## Stated goal
Repeat each line exactly as it is written.

Exercise input start

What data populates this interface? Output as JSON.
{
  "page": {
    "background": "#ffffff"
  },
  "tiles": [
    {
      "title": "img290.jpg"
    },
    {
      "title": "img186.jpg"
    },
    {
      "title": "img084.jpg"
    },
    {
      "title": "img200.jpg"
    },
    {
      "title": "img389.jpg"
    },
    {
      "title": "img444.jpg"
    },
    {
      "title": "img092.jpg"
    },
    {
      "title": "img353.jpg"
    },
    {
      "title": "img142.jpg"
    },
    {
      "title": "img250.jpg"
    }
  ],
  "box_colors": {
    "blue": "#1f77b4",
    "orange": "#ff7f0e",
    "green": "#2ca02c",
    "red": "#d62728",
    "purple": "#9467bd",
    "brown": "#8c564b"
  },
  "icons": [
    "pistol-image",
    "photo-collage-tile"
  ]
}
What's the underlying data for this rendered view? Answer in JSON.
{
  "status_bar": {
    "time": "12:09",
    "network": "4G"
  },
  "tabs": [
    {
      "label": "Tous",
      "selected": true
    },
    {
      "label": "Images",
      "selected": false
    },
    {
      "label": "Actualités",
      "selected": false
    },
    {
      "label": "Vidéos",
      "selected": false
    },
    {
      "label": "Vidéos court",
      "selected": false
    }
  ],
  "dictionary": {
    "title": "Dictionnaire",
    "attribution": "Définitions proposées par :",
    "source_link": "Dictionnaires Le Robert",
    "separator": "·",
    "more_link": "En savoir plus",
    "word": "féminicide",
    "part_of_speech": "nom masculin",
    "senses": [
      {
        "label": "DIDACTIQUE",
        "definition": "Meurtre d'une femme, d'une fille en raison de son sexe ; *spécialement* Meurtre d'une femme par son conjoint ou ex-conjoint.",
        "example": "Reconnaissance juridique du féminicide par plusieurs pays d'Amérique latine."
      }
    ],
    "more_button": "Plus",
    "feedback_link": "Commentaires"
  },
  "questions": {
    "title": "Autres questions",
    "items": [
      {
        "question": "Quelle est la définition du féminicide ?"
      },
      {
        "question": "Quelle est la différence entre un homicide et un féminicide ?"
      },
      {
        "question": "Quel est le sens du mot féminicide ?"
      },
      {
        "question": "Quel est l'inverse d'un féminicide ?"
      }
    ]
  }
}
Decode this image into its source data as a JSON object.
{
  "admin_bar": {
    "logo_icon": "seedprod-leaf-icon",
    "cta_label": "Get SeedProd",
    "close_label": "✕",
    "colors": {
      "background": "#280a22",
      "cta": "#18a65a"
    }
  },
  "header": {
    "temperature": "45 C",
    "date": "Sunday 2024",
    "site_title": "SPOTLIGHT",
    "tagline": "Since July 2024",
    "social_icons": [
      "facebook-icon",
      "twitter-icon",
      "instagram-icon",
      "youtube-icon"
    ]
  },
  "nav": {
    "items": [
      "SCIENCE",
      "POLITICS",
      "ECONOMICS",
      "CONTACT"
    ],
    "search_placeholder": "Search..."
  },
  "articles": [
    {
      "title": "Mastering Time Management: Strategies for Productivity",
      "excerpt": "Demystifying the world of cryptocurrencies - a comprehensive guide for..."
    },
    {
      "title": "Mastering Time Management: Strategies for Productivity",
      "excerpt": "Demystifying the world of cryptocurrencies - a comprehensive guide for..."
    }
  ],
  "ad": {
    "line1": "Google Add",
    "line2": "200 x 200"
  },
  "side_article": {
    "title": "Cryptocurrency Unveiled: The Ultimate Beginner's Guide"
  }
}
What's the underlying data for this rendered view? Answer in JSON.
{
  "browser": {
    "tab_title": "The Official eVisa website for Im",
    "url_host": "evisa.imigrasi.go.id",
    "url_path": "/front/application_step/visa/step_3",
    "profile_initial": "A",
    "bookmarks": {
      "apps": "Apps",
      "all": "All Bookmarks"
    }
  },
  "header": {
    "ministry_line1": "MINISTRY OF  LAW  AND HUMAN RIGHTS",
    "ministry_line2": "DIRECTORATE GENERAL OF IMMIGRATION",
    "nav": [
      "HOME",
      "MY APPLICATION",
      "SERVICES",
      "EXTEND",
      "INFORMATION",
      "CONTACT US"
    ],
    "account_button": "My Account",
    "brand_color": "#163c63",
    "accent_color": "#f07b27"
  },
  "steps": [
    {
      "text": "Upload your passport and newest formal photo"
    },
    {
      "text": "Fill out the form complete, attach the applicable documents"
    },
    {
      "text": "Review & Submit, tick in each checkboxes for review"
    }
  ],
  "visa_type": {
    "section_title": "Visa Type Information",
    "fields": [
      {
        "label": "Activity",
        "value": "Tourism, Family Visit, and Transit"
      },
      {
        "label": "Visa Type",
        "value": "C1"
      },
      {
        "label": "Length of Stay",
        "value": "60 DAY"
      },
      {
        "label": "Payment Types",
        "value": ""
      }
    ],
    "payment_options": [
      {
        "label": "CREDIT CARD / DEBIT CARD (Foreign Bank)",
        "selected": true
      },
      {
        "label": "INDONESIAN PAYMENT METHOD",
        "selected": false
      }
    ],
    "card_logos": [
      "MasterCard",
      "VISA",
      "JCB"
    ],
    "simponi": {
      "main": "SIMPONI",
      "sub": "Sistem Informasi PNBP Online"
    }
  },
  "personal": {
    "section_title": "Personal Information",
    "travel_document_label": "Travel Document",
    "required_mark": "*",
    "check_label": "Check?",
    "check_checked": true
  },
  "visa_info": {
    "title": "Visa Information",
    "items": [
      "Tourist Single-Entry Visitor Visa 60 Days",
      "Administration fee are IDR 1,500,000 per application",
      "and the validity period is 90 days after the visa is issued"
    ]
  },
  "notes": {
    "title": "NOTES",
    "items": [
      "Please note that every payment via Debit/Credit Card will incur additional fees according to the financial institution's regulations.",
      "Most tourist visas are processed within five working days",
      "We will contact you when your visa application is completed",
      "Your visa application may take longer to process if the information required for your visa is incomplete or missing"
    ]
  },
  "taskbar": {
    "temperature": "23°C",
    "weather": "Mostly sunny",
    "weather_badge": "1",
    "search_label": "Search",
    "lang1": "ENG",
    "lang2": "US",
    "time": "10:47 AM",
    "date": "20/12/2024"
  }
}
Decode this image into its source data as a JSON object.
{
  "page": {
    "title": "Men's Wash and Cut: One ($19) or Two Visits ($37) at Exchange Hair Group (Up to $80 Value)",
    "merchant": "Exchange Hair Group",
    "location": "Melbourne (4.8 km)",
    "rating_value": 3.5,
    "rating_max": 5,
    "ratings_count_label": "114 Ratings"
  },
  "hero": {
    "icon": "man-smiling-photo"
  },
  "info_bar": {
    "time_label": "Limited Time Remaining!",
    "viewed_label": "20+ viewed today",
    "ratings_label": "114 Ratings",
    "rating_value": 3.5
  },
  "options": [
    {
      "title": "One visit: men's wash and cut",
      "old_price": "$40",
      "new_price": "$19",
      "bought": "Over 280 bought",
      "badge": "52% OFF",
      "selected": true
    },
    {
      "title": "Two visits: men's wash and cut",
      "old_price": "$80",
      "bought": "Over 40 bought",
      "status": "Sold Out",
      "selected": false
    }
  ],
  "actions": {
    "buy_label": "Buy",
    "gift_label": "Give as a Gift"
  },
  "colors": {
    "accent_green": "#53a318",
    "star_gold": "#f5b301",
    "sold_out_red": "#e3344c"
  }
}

Exercise input end

## Solution below
What data populates this interface? Output as JSON.
{
  "page": {
    "background": "#ffffff"
  },
  "tiles": [
    {
      "title": "img290.jpg"
    },
    {
      "title": "img186.jpg"
    },
    {
      "title": "img084.jpg"
    },
    {
      "title": "img200.jpg"
    },
    {
      "title": "img389.jpg"
    },
    {
      "title": "img444.jpg"
    },
    {
      "title": "img092.jpg"
    },
    {
      "title": "img353.jpg"
    },
    {
      "title": "img142.jpg"
    },
    {
      "title": "img250.jpg"
    }
  ],
  "box_colors": {
    "blue": "#1f77b4",
    "orange": "#ff7f0e",
    "green": "#2ca02c",
    "red": "#d62728",
    "purple": "#9467bd",
    "brown": "#8c564b"
  },
  "icons": [
    "pistol-image",
    "photo-collage-tile"
  ]
}
What's the underlying data for this rendered view? Answer in JSON.
{
  "status_bar": {
    "time": "12:09",
    "network": "4G"
  },
  "tabs": [
    {
      "label": "Tous",
      "selected": true
    },
    {
      "label": "Images",
      "selected": false
    },
    {
      "label": "Actualités",
      "selected": false
    },
    {
      "label": "Vidéos",
      "selected": false
    },
    {
      "label": "Vidéos court",
      "selected": false
    }
  ],
  "dictionary": {
    "title": "Dictionnaire",
    "attribution": "Définitions proposées par :",
    "source_link": "Dictionnaires Le Robert",
    "separator": "·",
    "more_link": "En savoir plus",
    "word": "féminicide",
    "part_of_speech": "nom masculin",
    "senses": [
      {
        "label": "DIDACTIQUE",
        "definition": "Meurtre d'une femme, d'une fille en raison de son sexe ; *spécialement* Meurtre d'une femme par son conjoint ou ex-conjoint.",
        "example": "Reconnaissance juridique du féminicide par plusieurs pays d'Amérique latine."
      }
    ],
    "more_button": "Plus",
    "feedback_link": "Commentaires"
  },
  "questions": {
    "title": "Autres questions",
    "items": [
      {
        "question": "Quelle est la définition du féminicide ?"
      },
      {
        "question": "Quelle est la différence entre un homicide et un féminicide ?"
      },
      {
        "question": "Quel est le sens du mot féminicide ?"
      },
      {
        "question": "Quel est l'inverse d'un féminicide ?"
      }
    ]
  }
}
Decode this image into its source data as a JSON object.
{
  "admin_bar": {
    "logo_icon": "seedprod-leaf-icon",
    "cta_label": "Get SeedProd",
    "close_label": "✕",
    "colors": {
      "background": "#280a22",
      "cta": "#18a65a"
    }
  },
  "header": {
    "temperature": "45 C",
    "date": "Sunday 2024",
    "site_title": "SPOTLIGHT",
    "tagline": "Since July 2024",
    "social_icons": [
      "facebook-icon",
      "twitter-icon",
      "instagram-icon",
      "youtube-icon"
    ]
  },
  "nav": {
    "items": [
      "SCIENCE",
      "POLITICS",
      "ECONOMICS",
      "CONTACT"
    ],
    "search_placeholder": "Search..."
  },
  "articles": [
    {
      "title": "Mastering Time Management: Strategies for Productivity",
      "excerpt": "Demystifying the world of cryptocurrencies - a comprehensive guide for..."
    },
    {
      "title": "Mastering Time Management: Strategies for Productivity",
      "excerpt": "Demystifying the world of cryptocurrencies - a comprehensive guide for..."
    }
  ],
  "ad": {
    "line1": "Google Add",
    "line2": "200 x 200"
  },
  "side_article": {
    "title": "Cryptocurrency Unveiled: The Ultimate Beginner's Guide"
  }
}
What's the underlying data for this rendered view? Answer in JSON.
{
  "browser": {
    "tab_title": "The Official eVisa website for Im",
    "url_host": "evisa.imigrasi.go.id",
    "url_path": "/front/application_step/visa/step_3",
    "profile_initial": "A",
    "bookmarks": {
      "apps": "Apps",
      "all": "All Bookmarks"
    }
  },
  "header": {
    "ministry_line1": "MINISTRY OF  LAW  AND HUMAN RIGHTS",
    "ministry_line2": "DIRECTORATE GENERAL OF IMMIGRATION",
    "nav": [
      "HOME",
      "MY APPLICATION",
      "SERVICES",
      "EXTEND",
      "INFORMATION",
      "CONTACT US"
    ],
    "account_button": "My Account",
    "brand_color": "#163c63",
    "accent_color": "#f07b27"
  },
  "steps": [
    {
      "text": "Upload your passport and newest formal photo"
    },
    {
      "text": "Fill out the form complete, attach the applicable documents"
    },
    {
      "text": "Review & Submit, tick in each checkboxes for review"
    }
  ],
  "visa_type": {
    "section_title": "Visa Type Information",
    "fields": [
      {
        "label": "Activity",
        "value": "Tourism, Family Visit, and Transit"
      },
      {
        "label": "Visa Type",
        "value": "C1"
      },
      {
        "label": "Length of Stay",
        "value": "60 DAY"
      },
      {
        "label": "Payment Types",
        "value": ""
      }
    ],
    "payment_options": [
      {
        "label": "CREDIT CARD / DEBIT CARD (Foreign Bank)",
        "selected": true
      },
      {
        "label": "INDONESIAN PAYMENT METHOD",
        "selected": false
      }
    ],
    "card_logos": [
      "MasterCard",
      "VISA",
      "JCB"
    ],
    "simponi": {
      "main": "SIMPONI",
      "sub": "Sistem Informasi PNBP Online"
    }
  },
  "personal": {
    "section_title": "Personal Information",
    "travel_document_label": "Travel Document",
    "required_mark": "*",
    "check_label": "Check?",
    "check_checked": true
  },
  "visa_info": {
    "title": "Visa Information",
    "items": [
      "Tourist Single-Entry Visitor Visa 60 Days",
      "Administration fee are IDR 1,500,000 per application",
      "and the validity period is 90 days after the visa is issued"
    ]
  },
  "notes": {
    "title": "NOTES",
    "items": [
      "Please note that every payment via Debit/Credit Card will incur additional fees according to the financial institution's regulations.",
      "Most tourist visas are processed within five working days",
      "We will contact you when your visa application is completed",
      "Your visa application may take longer to process if the information required for your visa is incomplete or missing"
    ]
  },
  "taskbar": {
    "temperature": "23°C",
    "weather": "Mostly sunny",
    "weather_badge": "1",
    "search_label": "Search",
    "lang1": "ENG",
    "lang2": "US",
    "time": "10:47 AM",
    "date": "20/12/2024"
  }
}
Decode this image into its source data as a JSON object.
{
  "page": {
    "title": "Men's Wash and Cut: One ($19) or Two Visits ($37) at Exchange Hair Group (Up to $80 Value)",
    "merchant": "Exchange Hair Group",
    "location": "Melbourne (4.8 km)",
    "rating_value": 3.5,
    "rating_max": 5,
    "ratings_count_label": "114 Ratings"
  },
  "hero": {
    "icon": "man-smiling-photo"
  },
  "info_bar": {
    "time_label": "Limited Time Remaining!",
    "viewed_label": "20+ viewed today",
    "ratings_label": "114 Ratings",
    "rating_value": 3.5
  },
  "options": [
    {
      "title": "One visit: men's wash and cut",
      "old_price": "$40",
      "new_price": "$19",
      "bought": "Over 280 bought",
      "badge": "52% OFF",
      "selected": true
    },
    {
      "title": "Two visits: men's wash and cut",
      "old_price": "$80",
      "bought": "Over 40 bought",
      "status": "Sold Out",
      "selected": false
    }
  ],
  "actions": {
    "buy_label": "Buy",
    "gift_label": "Give as a Gift"
  },
  "colors": {
    "accent_green": "#53a318",
    "star_gold": "#f5b301",
    "sold_out_red": "#e3344c"
  }
}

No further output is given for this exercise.